**GIVEN REQUEST:** Find how many lines of the listing include the string "weaker", and report only that figure.

• • • •

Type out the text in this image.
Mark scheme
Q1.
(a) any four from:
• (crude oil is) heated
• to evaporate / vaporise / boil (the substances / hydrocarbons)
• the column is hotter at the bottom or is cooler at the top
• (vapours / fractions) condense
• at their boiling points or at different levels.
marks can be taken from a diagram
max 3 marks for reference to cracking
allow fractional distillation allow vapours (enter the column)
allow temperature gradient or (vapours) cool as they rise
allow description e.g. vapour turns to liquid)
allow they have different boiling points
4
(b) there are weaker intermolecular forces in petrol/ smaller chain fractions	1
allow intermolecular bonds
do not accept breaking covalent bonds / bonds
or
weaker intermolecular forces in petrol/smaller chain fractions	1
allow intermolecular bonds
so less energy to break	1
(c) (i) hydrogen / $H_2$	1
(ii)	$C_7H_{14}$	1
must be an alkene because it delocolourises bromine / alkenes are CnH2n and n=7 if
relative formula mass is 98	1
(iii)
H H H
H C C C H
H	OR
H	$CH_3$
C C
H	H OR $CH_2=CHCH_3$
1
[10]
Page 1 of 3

• • • •

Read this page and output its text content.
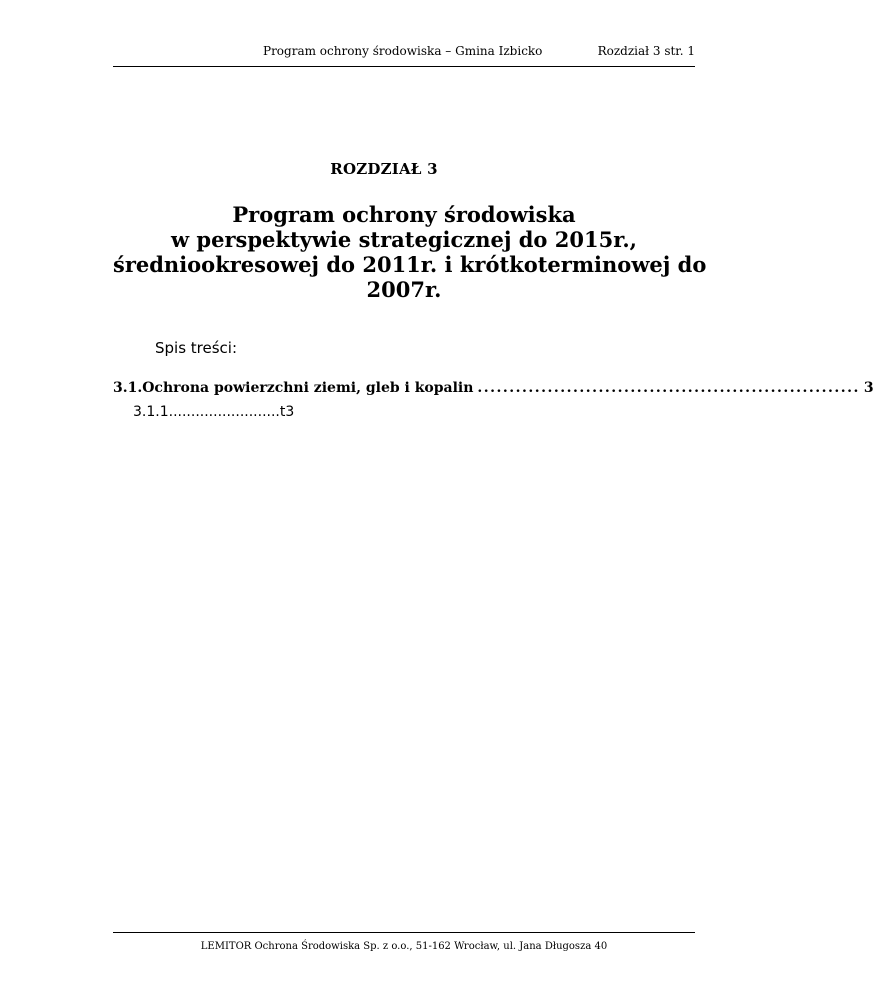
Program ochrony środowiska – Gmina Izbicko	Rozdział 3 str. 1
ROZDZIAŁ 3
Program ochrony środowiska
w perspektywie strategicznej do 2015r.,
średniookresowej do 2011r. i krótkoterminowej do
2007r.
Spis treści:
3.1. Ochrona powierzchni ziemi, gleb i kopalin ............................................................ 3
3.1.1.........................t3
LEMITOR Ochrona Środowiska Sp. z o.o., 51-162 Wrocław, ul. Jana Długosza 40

• • • •

**THE SOLUTION:** 2